:: Stated exercise ::
Gather all lines in the entries below that include the word "AUDJPY".

:: Dataset entries ::
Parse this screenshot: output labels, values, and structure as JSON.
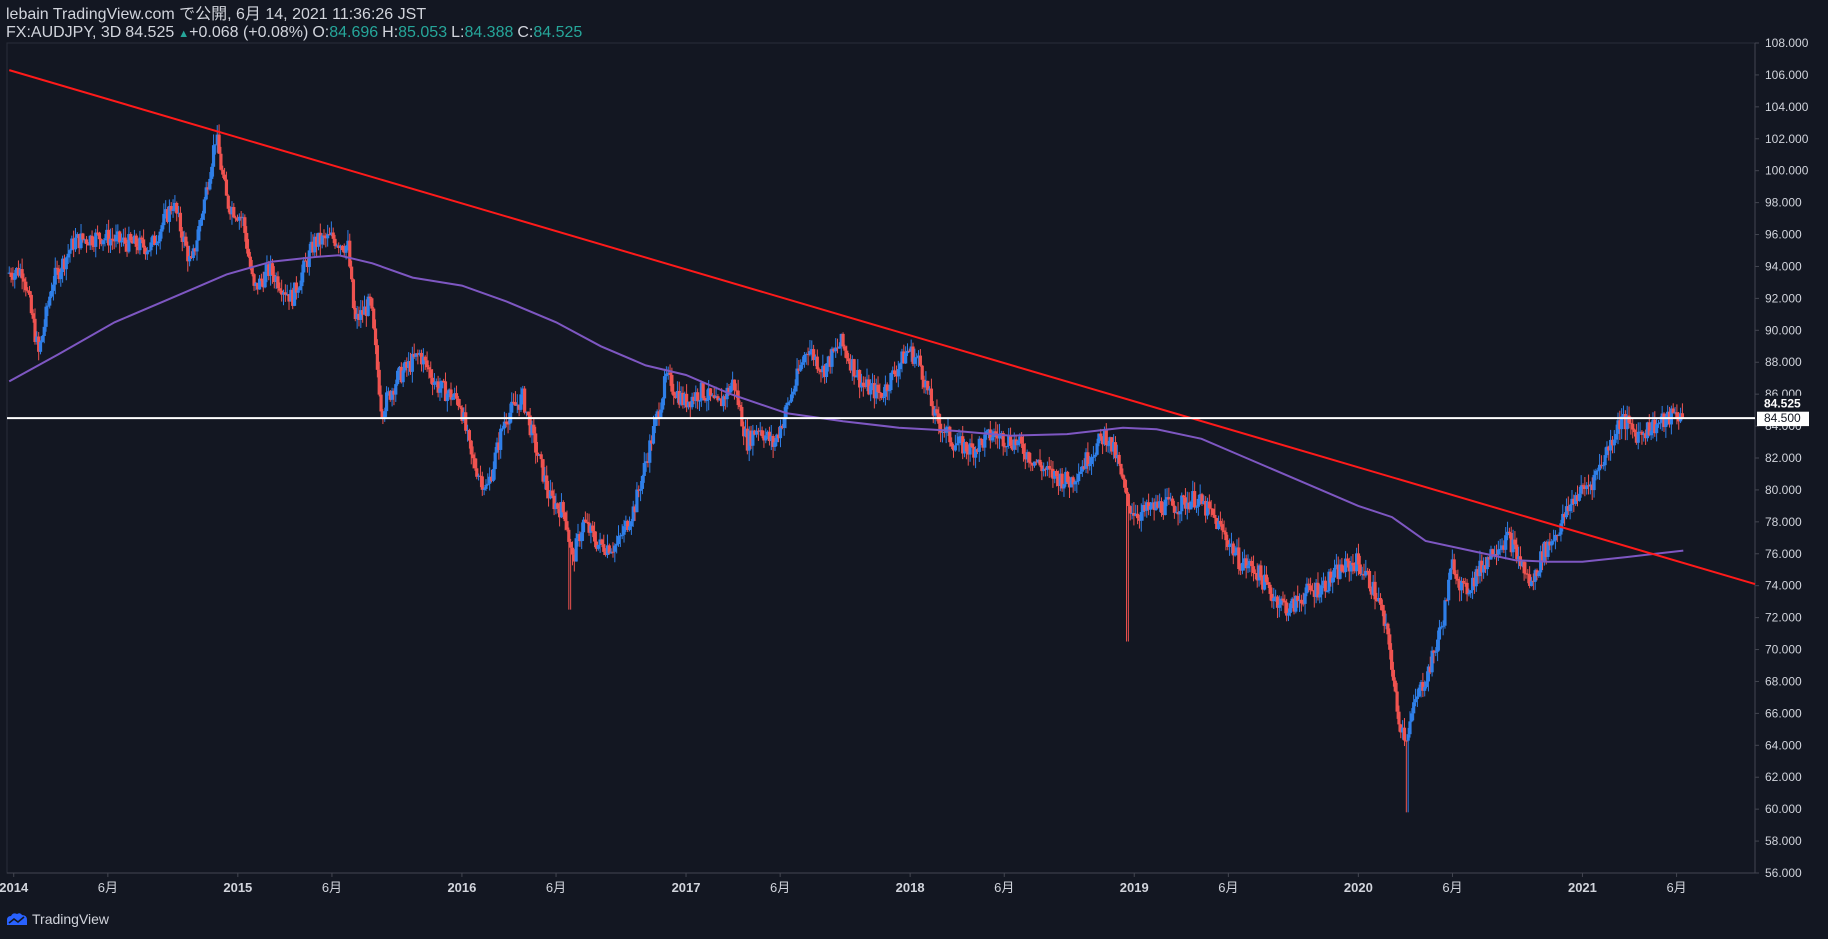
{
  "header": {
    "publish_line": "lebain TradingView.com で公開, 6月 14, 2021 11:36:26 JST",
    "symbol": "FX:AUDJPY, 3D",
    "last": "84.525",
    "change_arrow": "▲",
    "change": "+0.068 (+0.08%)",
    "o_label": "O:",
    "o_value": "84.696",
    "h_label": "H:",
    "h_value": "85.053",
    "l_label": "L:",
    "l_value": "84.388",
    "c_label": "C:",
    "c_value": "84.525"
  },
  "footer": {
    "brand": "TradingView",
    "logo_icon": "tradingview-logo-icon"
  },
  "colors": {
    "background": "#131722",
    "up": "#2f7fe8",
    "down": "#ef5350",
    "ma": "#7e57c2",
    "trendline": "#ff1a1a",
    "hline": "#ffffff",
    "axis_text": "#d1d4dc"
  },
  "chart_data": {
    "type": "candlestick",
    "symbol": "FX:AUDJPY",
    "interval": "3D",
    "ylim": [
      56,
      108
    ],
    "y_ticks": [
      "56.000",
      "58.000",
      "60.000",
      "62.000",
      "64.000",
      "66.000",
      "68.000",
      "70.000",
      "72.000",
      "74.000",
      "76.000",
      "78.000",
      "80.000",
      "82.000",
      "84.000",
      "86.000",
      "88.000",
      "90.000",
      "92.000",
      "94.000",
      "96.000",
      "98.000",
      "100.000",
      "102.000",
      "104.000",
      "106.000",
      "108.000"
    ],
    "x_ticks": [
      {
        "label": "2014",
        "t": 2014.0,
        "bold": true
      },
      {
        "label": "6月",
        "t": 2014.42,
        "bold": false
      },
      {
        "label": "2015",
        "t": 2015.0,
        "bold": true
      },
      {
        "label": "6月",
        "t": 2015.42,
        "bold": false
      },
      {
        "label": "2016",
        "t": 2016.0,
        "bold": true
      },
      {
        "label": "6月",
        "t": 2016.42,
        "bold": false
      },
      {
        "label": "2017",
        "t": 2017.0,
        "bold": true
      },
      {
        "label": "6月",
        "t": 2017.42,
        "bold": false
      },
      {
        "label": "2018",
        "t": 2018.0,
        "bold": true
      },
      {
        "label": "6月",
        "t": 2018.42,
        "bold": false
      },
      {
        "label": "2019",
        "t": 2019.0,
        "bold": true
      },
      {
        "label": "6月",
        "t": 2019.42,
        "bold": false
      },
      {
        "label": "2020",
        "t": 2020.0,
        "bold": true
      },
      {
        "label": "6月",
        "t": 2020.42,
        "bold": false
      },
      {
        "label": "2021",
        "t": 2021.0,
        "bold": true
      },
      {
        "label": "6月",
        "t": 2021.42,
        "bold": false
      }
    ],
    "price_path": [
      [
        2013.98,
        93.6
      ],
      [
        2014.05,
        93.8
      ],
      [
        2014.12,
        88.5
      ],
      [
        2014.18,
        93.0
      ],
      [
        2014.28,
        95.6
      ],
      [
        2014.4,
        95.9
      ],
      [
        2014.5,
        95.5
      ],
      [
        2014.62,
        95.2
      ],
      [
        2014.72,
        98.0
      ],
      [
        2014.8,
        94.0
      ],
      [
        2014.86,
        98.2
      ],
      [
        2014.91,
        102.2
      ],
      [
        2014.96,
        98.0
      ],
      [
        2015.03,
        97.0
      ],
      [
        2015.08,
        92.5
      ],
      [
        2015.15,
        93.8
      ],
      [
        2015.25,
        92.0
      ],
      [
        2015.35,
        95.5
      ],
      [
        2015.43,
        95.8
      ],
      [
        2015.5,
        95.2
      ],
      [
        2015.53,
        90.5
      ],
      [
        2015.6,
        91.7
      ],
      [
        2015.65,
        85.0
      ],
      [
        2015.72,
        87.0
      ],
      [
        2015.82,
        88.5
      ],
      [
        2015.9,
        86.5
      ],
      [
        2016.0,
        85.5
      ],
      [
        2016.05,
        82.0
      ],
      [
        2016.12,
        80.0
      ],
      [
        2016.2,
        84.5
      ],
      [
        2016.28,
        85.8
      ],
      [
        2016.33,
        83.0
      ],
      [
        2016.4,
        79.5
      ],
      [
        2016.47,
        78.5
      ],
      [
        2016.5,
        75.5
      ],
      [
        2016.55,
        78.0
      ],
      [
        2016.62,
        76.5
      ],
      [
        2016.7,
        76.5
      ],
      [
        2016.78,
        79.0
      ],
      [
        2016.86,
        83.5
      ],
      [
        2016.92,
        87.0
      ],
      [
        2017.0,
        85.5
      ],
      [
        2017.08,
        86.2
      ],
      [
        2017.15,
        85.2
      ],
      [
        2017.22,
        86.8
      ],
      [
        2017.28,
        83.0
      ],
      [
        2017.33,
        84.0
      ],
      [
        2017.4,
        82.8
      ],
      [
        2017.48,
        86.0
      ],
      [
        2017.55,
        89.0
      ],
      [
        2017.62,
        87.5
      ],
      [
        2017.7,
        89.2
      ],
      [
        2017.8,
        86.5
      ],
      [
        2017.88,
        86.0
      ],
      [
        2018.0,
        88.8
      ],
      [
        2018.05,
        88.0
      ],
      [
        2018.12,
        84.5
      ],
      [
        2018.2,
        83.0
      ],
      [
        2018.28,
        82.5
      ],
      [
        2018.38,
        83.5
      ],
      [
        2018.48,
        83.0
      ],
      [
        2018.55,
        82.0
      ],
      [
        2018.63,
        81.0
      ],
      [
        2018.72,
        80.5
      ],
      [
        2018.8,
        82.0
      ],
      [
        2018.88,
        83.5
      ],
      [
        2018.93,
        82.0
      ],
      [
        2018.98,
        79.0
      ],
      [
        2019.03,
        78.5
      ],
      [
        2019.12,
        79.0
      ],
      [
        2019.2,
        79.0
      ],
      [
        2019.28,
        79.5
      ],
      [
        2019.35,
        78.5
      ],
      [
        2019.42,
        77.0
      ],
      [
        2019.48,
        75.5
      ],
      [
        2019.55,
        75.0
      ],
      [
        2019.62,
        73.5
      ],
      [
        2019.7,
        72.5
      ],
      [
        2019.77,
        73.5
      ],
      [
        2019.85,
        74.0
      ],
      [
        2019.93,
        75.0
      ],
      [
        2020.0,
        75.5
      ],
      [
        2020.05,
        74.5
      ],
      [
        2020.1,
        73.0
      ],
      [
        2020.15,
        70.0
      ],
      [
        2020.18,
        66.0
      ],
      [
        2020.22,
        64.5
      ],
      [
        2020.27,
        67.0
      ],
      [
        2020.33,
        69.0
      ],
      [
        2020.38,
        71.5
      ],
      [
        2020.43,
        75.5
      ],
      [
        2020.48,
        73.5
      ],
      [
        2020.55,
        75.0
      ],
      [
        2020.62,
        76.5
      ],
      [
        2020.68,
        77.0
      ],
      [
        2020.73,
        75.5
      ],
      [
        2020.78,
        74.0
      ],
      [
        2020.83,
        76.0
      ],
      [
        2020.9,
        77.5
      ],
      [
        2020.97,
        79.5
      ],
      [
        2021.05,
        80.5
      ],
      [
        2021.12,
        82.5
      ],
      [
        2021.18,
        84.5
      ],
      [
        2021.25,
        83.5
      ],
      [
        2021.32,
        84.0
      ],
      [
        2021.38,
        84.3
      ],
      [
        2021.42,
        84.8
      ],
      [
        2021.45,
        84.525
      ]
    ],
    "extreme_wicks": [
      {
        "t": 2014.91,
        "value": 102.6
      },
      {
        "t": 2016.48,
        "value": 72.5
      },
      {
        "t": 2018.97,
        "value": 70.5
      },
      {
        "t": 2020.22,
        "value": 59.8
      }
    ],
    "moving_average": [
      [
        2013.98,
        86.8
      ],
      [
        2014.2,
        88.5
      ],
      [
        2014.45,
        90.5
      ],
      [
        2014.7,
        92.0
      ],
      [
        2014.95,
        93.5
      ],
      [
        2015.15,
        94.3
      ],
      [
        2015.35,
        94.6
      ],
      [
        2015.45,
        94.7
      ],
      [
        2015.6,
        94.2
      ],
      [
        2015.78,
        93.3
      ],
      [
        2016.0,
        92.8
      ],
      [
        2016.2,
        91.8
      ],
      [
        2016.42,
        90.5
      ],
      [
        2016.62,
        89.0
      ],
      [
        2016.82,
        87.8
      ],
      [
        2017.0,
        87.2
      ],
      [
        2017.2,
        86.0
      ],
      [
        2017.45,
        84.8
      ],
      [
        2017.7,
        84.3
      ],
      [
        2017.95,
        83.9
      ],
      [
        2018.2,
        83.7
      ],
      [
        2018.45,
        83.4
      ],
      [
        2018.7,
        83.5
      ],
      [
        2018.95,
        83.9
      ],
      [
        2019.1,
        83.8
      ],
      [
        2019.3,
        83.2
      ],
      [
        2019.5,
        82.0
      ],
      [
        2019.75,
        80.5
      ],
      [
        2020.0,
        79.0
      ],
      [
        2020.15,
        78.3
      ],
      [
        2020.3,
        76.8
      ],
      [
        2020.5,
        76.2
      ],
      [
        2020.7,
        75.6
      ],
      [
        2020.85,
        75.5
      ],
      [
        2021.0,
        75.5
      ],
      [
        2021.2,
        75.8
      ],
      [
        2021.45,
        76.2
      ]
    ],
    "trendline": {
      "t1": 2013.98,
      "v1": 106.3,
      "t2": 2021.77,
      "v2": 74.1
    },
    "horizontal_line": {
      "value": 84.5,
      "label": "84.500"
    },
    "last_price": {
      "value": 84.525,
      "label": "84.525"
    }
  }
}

:: Finished exercise ::
    "symbol": "FX:AUDJPY, 3D",
    "symbol": "FX:AUDJPY",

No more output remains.